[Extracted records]
-- start --
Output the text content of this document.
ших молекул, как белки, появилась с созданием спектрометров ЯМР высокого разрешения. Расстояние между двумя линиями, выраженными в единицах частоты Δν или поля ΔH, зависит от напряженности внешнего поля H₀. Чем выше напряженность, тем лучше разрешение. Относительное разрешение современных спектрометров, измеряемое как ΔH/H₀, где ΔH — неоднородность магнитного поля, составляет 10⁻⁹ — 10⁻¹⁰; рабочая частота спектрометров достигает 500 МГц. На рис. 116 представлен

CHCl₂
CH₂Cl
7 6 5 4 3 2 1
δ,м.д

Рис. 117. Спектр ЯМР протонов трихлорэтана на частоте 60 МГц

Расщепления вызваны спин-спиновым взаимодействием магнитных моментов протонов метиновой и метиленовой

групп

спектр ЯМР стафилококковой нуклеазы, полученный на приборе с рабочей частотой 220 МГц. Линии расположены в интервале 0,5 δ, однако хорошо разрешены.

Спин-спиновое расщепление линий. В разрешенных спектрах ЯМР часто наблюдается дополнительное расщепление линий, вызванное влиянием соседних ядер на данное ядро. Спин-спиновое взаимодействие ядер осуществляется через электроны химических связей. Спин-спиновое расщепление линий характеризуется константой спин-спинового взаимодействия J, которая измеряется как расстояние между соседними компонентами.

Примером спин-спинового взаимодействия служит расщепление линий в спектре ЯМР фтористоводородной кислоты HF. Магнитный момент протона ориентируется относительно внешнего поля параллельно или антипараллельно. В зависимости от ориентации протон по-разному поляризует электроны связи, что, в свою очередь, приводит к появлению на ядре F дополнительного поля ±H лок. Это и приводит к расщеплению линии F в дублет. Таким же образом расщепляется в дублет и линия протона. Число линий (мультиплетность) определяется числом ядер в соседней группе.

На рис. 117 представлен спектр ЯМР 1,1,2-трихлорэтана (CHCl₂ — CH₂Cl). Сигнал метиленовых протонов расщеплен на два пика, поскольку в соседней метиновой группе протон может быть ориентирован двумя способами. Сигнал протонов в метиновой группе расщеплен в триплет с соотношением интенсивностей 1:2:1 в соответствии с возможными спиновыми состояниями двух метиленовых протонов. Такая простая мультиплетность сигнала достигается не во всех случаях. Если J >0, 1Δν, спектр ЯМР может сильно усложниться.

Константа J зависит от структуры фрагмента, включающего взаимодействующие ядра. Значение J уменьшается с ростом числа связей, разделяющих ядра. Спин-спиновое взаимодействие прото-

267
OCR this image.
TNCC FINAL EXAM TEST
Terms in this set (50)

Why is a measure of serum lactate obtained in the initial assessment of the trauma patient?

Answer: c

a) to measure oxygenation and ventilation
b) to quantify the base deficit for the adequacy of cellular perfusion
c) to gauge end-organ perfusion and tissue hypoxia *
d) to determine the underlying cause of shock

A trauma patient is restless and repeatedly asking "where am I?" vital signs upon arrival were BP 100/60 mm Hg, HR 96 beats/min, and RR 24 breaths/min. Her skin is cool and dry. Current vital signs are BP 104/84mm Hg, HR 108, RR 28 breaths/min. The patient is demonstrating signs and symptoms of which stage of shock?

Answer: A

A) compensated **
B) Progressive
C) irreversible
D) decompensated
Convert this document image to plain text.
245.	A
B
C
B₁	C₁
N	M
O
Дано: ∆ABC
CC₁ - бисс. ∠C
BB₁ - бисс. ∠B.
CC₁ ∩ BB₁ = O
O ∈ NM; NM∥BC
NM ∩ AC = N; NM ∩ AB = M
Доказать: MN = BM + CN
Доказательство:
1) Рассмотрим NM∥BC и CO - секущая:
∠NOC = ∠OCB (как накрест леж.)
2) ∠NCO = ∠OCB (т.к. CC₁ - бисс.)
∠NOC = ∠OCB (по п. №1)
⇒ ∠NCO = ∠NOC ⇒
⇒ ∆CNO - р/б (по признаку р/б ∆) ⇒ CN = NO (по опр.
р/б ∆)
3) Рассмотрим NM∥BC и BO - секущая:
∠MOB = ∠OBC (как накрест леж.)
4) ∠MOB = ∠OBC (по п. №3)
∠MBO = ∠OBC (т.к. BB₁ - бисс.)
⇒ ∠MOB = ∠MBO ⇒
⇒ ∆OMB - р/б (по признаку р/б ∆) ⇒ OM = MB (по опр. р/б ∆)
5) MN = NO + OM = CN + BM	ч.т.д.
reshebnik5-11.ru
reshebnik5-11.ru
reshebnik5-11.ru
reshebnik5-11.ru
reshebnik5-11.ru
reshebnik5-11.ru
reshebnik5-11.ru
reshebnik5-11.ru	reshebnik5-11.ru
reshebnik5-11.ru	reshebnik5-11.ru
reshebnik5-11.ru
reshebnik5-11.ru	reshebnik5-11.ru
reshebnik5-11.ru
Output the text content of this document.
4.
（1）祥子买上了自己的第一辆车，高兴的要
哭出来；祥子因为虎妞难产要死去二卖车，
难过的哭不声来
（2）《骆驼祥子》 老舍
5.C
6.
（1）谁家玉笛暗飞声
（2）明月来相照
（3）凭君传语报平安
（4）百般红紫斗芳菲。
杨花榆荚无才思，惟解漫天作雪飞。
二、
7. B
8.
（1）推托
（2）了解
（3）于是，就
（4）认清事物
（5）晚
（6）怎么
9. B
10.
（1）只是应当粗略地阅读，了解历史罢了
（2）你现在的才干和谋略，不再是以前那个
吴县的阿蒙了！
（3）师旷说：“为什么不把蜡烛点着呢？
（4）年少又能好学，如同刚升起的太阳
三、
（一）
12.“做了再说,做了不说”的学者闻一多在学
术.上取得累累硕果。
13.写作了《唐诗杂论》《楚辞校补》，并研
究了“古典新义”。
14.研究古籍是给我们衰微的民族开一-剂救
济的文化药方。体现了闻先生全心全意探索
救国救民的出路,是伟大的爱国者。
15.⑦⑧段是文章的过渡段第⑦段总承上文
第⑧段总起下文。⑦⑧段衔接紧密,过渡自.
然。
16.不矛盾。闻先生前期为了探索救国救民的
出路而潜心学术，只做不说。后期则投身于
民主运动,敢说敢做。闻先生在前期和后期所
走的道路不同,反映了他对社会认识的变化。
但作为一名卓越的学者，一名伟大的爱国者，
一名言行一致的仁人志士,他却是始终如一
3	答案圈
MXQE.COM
-- end --
**What is required**
Output the lines above verbatim and in full.

**Complete output**
Output the text content of this document.
ших молекул, как белки, появилась с созданием спектрометров ЯМР высокого разрешения. Расстояние между двумя линиями, выраженными в единицах частоты Δν или поля ΔH, зависит от напряженности внешнего поля H₀. Чем выше напряженность, тем лучше разрешение. Относительное разрешение современных спектрометров, измеряемое как ΔH/H₀, где ΔH — неоднородность магнитного поля, составляет 10⁻⁹ — 10⁻¹⁰; рабочая частота спектрометров достигает 500 МГц. На рис. 116 представлен

CHCl₂
CH₂Cl
7 6 5 4 3 2 1
δ,м.д

Рис. 117. Спектр ЯМР протонов трихлорэтана на частоте 60 МГц

Расщепления вызваны спин-спиновым взаимодействием магнитных моментов протонов метиновой и метиленовой

групп

спектр ЯМР стафилококковой нуклеазы, полученный на приборе с рабочей частотой 220 МГц. Линии расположены в интервале 0,5 δ, однако хорошо разрешены.

Спин-спиновое расщепление линий. В разрешенных спектрах ЯМР часто наблюдается дополнительное расщепление линий, вызванное влиянием соседних ядер на данное ядро. Спин-спиновое взаимодействие ядер осуществляется через электроны химических связей. Спин-спиновое расщепление линий характеризуется константой спин-спинового взаимодействия J, которая измеряется как расстояние между соседними компонентами.

Примером спин-спинового взаимодействия служит расщепление линий в спектре ЯМР фтористоводородной кислоты HF. Магнитный момент протона ориентируется относительно внешнего поля параллельно или антипараллельно. В зависимости от ориентации протон по-разному поляризует электроны связи, что, в свою очередь, приводит к появлению на ядре F дополнительного поля ±H лок. Это и приводит к расщеплению линии F в дублет. Таким же образом расщепляется в дублет и линия протона. Число линий (мультиплетность) определяется числом ядер в соседней группе.

На рис. 117 представлен спектр ЯМР 1,1,2-трихлорэтана (CHCl₂ — CH₂Cl). Сигнал метиленовых протонов расщеплен на два пика, поскольку в соседней метиновой группе протон может быть ориентирован двумя способами. Сигнал протонов в метиновой группе расщеплен в триплет с соотношением интенсивностей 1:2:1 в соответствии с возможными спиновыми состояниями двух метиленовых протонов. Такая простая мультиплетность сигнала достигается не во всех случаях. Если J >0, 1Δν, спектр ЯМР может сильно усложниться.

Константа J зависит от структуры фрагмента, включающего взаимодействующие ядра. Значение J уменьшается с ростом числа связей, разделяющих ядра. Спин-спиновое взаимодействие прото-

267
OCR this image.
TNCC FINAL EXAM TEST
Terms in this set (50)

Why is a measure of serum lactate obtained in the initial assessment of the trauma patient?

Answer: c

a) to measure oxygenation and ventilation
b) to quantify the base deficit for the adequacy of cellular perfusion
c) to gauge end-organ perfusion and tissue hypoxia *
d) to determine the underlying cause of shock

A trauma patient is restless and repeatedly asking "where am I?" vital signs upon arrival were BP 100/60 mm Hg, HR 96 beats/min, and RR 24 breaths/min. Her skin is cool and dry. Current vital signs are BP 104/84mm Hg, HR 108, RR 28 breaths/min. The patient is demonstrating signs and symptoms of which stage of shock?

Answer: A

A) compensated **
B) Progressive
C) irreversible
D) decompensated
Convert this document image to plain text.
245.	A
B
C
B₁	C₁
N	M
O
Дано: ∆ABC
CC₁ - бисс. ∠C
BB₁ - бисс. ∠B.
CC₁ ∩ BB₁ = O
O ∈ NM; NM∥BC
NM ∩ AC = N; NM ∩ AB = M
Доказать: MN = BM + CN
Доказательство:
1) Рассмотрим NM∥BC и CO - секущая:
∠NOC = ∠OCB (как накрест леж.)
2) ∠NCO = ∠OCB (т.к. CC₁ - бисс.)
∠NOC = ∠OCB (по п. №1)
⇒ ∠NCO = ∠NOC ⇒
⇒ ∆CNO - р/б (по признаку р/б ∆) ⇒ CN = NO (по опр.
р/б ∆)
3) Рассмотрим NM∥BC и BO - секущая:
∠MOB = ∠OBC (как накрест леж.)
4) ∠MOB = ∠OBC (по п. №3)
∠MBO = ∠OBC (т.к. BB₁ - бисс.)
⇒ ∠MOB = ∠MBO ⇒
⇒ ∆OMB - р/б (по признаку р/б ∆) ⇒ OM = MB (по опр. р/б ∆)
5) MN = NO + OM = CN + BM	ч.т.д.
reshebnik5-11.ru
reshebnik5-11.ru
reshebnik5-11.ru
reshebnik5-11.ru
reshebnik5-11.ru
reshebnik5-11.ru
reshebnik5-11.ru
reshebnik5-11.ru	reshebnik5-11.ru
reshebnik5-11.ru	reshebnik5-11.ru
reshebnik5-11.ru
reshebnik5-11.ru	reshebnik5-11.ru
reshebnik5-11.ru
Output the text content of this document.
4.
（1）祥子买上了自己的第一辆车，高兴的要
哭出来；祥子因为虎妞难产要死去二卖车，
难过的哭不声来
（2）《骆驼祥子》 老舍
5.C
6.
（1）谁家玉笛暗飞声
（2）明月来相照
（3）凭君传语报平安
（4）百般红紫斗芳菲。
杨花榆荚无才思，惟解漫天作雪飞。
二、
7. B
8.
（1）推托
（2）了解
（3）于是，就
（4）认清事物
（5）晚
（6）怎么
9. B
10.
（1）只是应当粗略地阅读，了解历史罢了
（2）你现在的才干和谋略，不再是以前那个
吴县的阿蒙了！
（3）师旷说：“为什么不把蜡烛点着呢？
（4）年少又能好学，如同刚升起的太阳
三、
（一）
12.“做了再说,做了不说”的学者闻一多在学
术.上取得累累硕果。
13.写作了《唐诗杂论》《楚辞校补》，并研
究了“古典新义”。
14.研究古籍是给我们衰微的民族开一-剂救
济的文化药方。体现了闻先生全心全意探索
救国救民的出路,是伟大的爱国者。
15.⑦⑧段是文章的过渡段第⑦段总承上文
第⑧段总起下文。⑦⑧段衔接紧密,过渡自.
然。
16.不矛盾。闻先生前期为了探索救国救民的
出路而潜心学术，只做不说。后期则投身于
民主运动,敢说敢做。闻先生在前期和后期所
走的道路不同,反映了他对社会认识的变化。
但作为一名卓越的学者，一名伟大的爱国者，
一名言行一致的仁人志士,他却是始终如一
3	答案圈
MXQE.COM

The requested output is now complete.